GIVEN TASK
Could you write out every record below exactly, leaving out any pictures?

LISTING
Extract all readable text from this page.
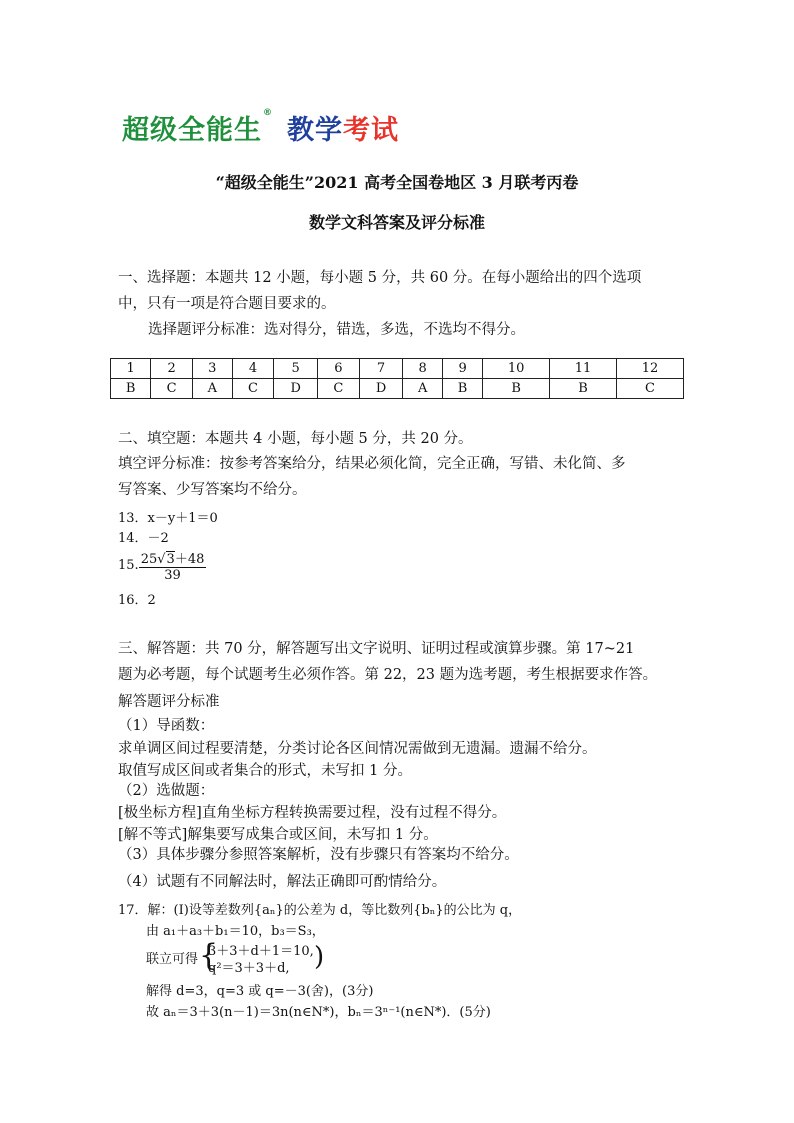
超级全能生®教学考试
“超级全能生”2021 高考全国卷地区 3 月联考丙卷
数学文科答案及评分标准
一、选择题：本题共 12 小题，每小题 5 分，共 60 分。在每小题给出的四个选项
中，只有一项是符合题目要求的。
选择题评分标准：选对得分，错选，多选，不选均不得分。
1	2	3	4	5	6	7	8	9	10	11	12
B	C	A	C	D	C	D	A	B	B	B	C
二、填空题：本题共 4 小题，每小题 5 分，共 20 分。
填空评分标准：按参考答案给分，结果必须化简，完全正确，写错、未化简、多
写答案、少写答案均不给分。
13．x－y＋1＝0
14．－2
15. $\frac{25√3+48}{39}$
16．2
三、解答题：共 70 分，解答题写出文字说明、证明过程或演算步骤。第 17~21
题为必考题，每个试题考生必须作答。第 22，23 题为选考题，考生根据要求作答。
解答题评分标准
（1）导函数：
求单调区间过程要清楚，分类讨论各区间情况需做到无遗漏。遗漏不给分。
取值写成区间或者集合的形式，未写扣 1 分。
（2）选做题：
[极坐标方程]直角坐标方程转换需要过程，没有过程不得分。
[解不等式]解集要写成集合或区间，未写扣 1 分。
（3）具体步骤分参照答案解析，没有步骤只有答案均不给分。
（4）试题有不同解法时，解法正确即可酌情给分。
17．解：(Ⅰ)设等差数列{aₙ}的公差为 d，等比数列{bₙ}的公比为 q，
由 a₁＋a₃＋b₁＝10，b₃＝S₃，
联立可得 {
3＋3＋d＋1＝10,
q²＝3＋3＋d, )
解得 d=3，q=3 或 q=－3(舍)，(3分)
故 aₙ＝3＋3(n－1)＝3n(n∈N*)，bₙ＝3ⁿ⁻¹(n∈N*)．(5分)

ANSWER FOR THIS EXERCISE
Extract all readable text from this page.
超级全能生®教学考试
“超级全能生”2021 高考全国卷地区 3 月联考丙卷
数学文科答案及评分标准
一、选择题：本题共 12 小题，每小题 5 分，共 60 分。在每小题给出的四个选项
中，只有一项是符合题目要求的。
选择题评分标准：选对得分，错选，多选，不选均不得分。
1	2	3	4	5	6	7	8	9	10	11	12
B	C	A	C	D	C	D	A	B	B	B	C
二、填空题：本题共 4 小题，每小题 5 分，共 20 分。
填空评分标准：按参考答案给分，结果必须化简，完全正确，写错、未化简、多
写答案、少写答案均不给分。
13．x－y＋1＝0
14．－2
15. $\frac{25√3+48}{39}$
16．2
三、解答题：共 70 分，解答题写出文字说明、证明过程或演算步骤。第 17~21
题为必考题，每个试题考生必须作答。第 22，23 题为选考题，考生根据要求作答。
解答题评分标准
（1）导函数：
求单调区间过程要清楚，分类讨论各区间情况需做到无遗漏。遗漏不给分。
取值写成区间或者集合的形式，未写扣 1 分。
（2）选做题：
[极坐标方程]直角坐标方程转换需要过程，没有过程不得分。
[解不等式]解集要写成集合或区间，未写扣 1 分。
（3）具体步骤分参照答案解析，没有步骤只有答案均不给分。
（4）试题有不同解法时，解法正确即可酌情给分。
17．解：(Ⅰ)设等差数列{aₙ}的公差为 d，等比数列{bₙ}的公比为 q，
由 a₁＋a₃＋b₁＝10，b₃＝S₃，
联立可得 {
3＋3＋d＋1＝10,
q²＝3＋3＋d, )
解得 d=3，q=3 或 q=－3(舍)，(3分)
故 aₙ＝3＋3(n－1)＝3n(n∈N*)，bₙ＝3ⁿ⁻¹(n∈N*)．(5分)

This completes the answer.